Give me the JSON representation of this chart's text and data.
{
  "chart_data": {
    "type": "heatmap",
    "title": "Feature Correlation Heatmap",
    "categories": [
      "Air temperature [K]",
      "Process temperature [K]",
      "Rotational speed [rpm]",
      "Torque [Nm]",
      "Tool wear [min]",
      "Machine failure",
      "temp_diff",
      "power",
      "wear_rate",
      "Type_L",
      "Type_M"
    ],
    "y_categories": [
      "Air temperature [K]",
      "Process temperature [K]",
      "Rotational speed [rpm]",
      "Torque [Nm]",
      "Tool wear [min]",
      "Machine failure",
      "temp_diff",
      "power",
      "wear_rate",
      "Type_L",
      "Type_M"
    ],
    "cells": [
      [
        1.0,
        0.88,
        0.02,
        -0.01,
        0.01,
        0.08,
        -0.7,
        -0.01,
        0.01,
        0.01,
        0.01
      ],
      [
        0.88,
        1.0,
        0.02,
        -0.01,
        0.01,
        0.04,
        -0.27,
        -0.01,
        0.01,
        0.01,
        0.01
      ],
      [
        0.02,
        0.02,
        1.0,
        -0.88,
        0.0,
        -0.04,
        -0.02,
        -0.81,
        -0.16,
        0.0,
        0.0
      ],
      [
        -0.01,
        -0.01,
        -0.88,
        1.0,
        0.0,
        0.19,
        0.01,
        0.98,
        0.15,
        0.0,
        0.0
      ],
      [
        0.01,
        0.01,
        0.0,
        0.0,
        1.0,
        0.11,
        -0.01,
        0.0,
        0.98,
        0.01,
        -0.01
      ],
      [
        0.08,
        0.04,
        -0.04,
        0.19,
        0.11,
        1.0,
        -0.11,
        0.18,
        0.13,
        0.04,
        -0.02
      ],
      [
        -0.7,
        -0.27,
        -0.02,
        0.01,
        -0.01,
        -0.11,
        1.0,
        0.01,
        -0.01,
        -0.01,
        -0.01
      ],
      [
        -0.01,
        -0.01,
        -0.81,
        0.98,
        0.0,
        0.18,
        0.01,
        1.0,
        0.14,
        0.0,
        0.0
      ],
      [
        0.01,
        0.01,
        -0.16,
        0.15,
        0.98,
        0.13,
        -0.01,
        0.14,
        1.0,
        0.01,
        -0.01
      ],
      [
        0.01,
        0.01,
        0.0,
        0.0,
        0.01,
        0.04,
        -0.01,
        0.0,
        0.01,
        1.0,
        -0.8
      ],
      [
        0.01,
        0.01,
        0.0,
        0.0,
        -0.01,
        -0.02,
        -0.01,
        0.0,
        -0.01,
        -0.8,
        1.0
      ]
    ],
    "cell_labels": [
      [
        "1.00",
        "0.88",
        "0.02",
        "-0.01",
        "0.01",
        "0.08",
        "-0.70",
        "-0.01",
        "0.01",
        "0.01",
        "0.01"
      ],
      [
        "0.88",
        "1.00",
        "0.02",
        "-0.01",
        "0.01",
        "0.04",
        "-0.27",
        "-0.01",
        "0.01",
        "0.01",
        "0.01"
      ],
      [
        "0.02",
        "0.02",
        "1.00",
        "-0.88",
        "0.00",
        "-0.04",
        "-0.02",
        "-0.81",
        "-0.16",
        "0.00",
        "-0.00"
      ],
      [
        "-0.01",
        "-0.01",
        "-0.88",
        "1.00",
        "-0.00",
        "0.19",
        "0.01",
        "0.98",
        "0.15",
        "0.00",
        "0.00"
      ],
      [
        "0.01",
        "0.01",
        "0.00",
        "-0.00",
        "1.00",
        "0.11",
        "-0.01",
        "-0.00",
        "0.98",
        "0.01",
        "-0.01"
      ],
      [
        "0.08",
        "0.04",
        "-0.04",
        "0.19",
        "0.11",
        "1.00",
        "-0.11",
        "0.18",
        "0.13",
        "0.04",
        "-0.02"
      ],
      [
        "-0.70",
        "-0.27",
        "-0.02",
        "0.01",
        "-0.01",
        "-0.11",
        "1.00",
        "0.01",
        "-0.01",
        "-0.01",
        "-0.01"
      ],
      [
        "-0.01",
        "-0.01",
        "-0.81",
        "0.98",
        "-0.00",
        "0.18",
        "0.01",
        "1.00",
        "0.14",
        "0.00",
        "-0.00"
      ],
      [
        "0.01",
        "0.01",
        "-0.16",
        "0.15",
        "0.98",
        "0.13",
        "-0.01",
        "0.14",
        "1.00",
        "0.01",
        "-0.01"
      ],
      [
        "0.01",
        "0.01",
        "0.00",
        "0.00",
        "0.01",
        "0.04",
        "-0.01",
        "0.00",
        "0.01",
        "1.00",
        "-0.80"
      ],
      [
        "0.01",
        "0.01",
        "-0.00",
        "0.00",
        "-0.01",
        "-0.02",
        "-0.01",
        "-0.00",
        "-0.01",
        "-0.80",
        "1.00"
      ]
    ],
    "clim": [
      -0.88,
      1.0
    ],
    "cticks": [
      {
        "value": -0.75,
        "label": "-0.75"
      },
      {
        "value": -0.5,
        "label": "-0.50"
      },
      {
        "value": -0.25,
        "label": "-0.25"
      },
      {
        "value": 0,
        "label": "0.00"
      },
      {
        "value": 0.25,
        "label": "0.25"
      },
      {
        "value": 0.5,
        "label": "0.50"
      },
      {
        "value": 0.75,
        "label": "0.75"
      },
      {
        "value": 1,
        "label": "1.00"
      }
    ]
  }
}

■ Short task:
Your task is to extract all of the records exactly.

■ Finished exercise:
Give me the JSON representation of this chart's text and data.
{
  "chart_data": {
    "type": "heatmap",
    "title": "Feature Correlation Heatmap",
    "categories": [
      "Air temperature [K]",
      "Process temperature [K]",
      "Rotational speed [rpm]",
      "Torque [Nm]",
      "Tool wear [min]",
      "Machine failure",
      "temp_diff",
      "power",
      "wear_rate",
      "Type_L",
      "Type_M"
    ],
    "y_categories": [
      "Air temperature [K]",
      "Process temperature [K]",
      "Rotational speed [rpm]",
      "Torque [Nm]",
      "Tool wear [min]",
      "Machine failure",
      "temp_diff",
      "power",
      "wear_rate",
      "Type_L",
      "Type_M"
    ],
    "cells": [
      [
        1.0,
        0.88,
        0.02,
        -0.01,
        0.01,
        0.08,
        -0.7,
        -0.01,
        0.01,
        0.01,
        0.01
      ],
      [
        0.88,
        1.0,
        0.02,
        -0.01,
        0.01,
        0.04,
        -0.27,
        -0.01,
        0.01,
        0.01,
        0.01
      ],
      [
        0.02,
        0.02,
        1.0,
        -0.88,
        0.0,
        -0.04,
        -0.02,
        -0.81,
        -0.16,
        0.0,
        0.0
      ],
      [
        -0.01,
        -0.01,
        -0.88,
        1.0,
        0.0,
        0.19,
        0.01,
        0.98,
        0.15,
        0.0,
        0.0
      ],
      [
        0.01,
        0.01,
        0.0,
        0.0,
        1.0,
        0.11,
        -0.01,
        0.0,
        0.98,
        0.01,
        -0.01
      ],
      [
        0.08,
        0.04,
        -0.04,
        0.19,
        0.11,
        1.0,
        -0.11,
        0.18,
        0.13,
        0.04,
        -0.02
      ],
      [
        -0.7,
        -0.27,
        -0.02,
        0.01,
        -0.01,
        -0.11,
        1.0,
        0.01,
        -0.01,
        -0.01,
        -0.01
      ],
      [
        -0.01,
        -0.01,
        -0.81,
        0.98,
        0.0,
        0.18,
        0.01,
        1.0,
        0.14,
        0.0,
        0.0
      ],
      [
        0.01,
        0.01,
        -0.16,
        0.15,
        0.98,
        0.13,
        -0.01,
        0.14,
        1.0,
        0.01,
        -0.01
      ],
      [
        0.01,
        0.01,
        0.0,
        0.0,
        0.01,
        0.04,
        -0.01,
        0.0,
        0.01,
        1.0,
        -0.8
      ],
      [
        0.01,
        0.01,
        0.0,
        0.0,
        -0.01,
        -0.02,
        -0.01,
        0.0,
        -0.01,
        -0.8,
        1.0
      ]
    ],
    "cell_labels": [
      [
        "1.00",
        "0.88",
        "0.02",
        "-0.01",
        "0.01",
        "0.08",
        "-0.70",
        "-0.01",
        "0.01",
        "0.01",
        "0.01"
      ],
      [
        "0.88",
        "1.00",
        "0.02",
        "-0.01",
        "0.01",
        "0.04",
        "-0.27",
        "-0.01",
        "0.01",
        "0.01",
        "0.01"
      ],
      [
        "0.02",
        "0.02",
        "1.00",
        "-0.88",
        "0.00",
        "-0.04",
        "-0.02",
        "-0.81",
        "-0.16",
        "0.00",
        "-0.00"
      ],
      [
        "-0.01",
        "-0.01",
        "-0.88",
        "1.00",
        "-0.00",
        "0.19",
        "0.01",
        "0.98",
        "0.15",
        "0.00",
        "0.00"
      ],
      [
        "0.01",
        "0.01",
        "0.00",
        "-0.00",
        "1.00",
        "0.11",
        "-0.01",
        "-0.00",
        "0.98",
        "0.01",
        "-0.01"
      ],
      [
        "0.08",
        "0.04",
        "-0.04",
        "0.19",
        "0.11",
        "1.00",
        "-0.11",
        "0.18",
        "0.13",
        "0.04",
        "-0.02"
      ],
      [
        "-0.70",
        "-0.27",
        "-0.02",
        "0.01",
        "-0.01",
        "-0.11",
        "1.00",
        "0.01",
        "-0.01",
        "-0.01",
        "-0.01"
      ],
      [
        "-0.01",
        "-0.01",
        "-0.81",
        "0.98",
        "-0.00",
        "0.18",
        "0.01",
        "1.00",
        "0.14",
        "0.00",
        "-0.00"
      ],
      [
        "0.01",
        "0.01",
        "-0.16",
        "0.15",
        "0.98",
        "0.13",
        "-0.01",
        "0.14",
        "1.00",
        "0.01",
        "-0.01"
      ],
      [
        "0.01",
        "0.01",
        "0.00",
        "0.00",
        "0.01",
        "0.04",
        "-0.01",
        "0.00",
        "0.01",
        "1.00",
        "-0.80"
      ],
      [
        "0.01",
        "0.01",
        "-0.00",
        "0.00",
        "-0.01",
        "-0.02",
        "-0.01",
        "-0.00",
        "-0.01",
        "-0.80",
        "1.00"
      ]
    ],
    "clim": [
      -0.88,
      1.0
    ],
    "cticks": [
      {
        "value": -0.75,
        "label": "-0.75"
      },
      {
        "value": -0.5,
        "label": "-0.50"
      },
      {
        "value": -0.25,
        "label": "-0.25"
      },
      {
        "value": 0,
        "label": "0.00"
      },
      {
        "value": 0.25,
        "label": "0.25"
      },
      {
        "value": 0.5,
        "label": "0.50"
      },
      {
        "value": 0.75,
        "label": "0.75"
      },
      {
        "value": 1,
        "label": "1.00"
      }
    ]
  }
}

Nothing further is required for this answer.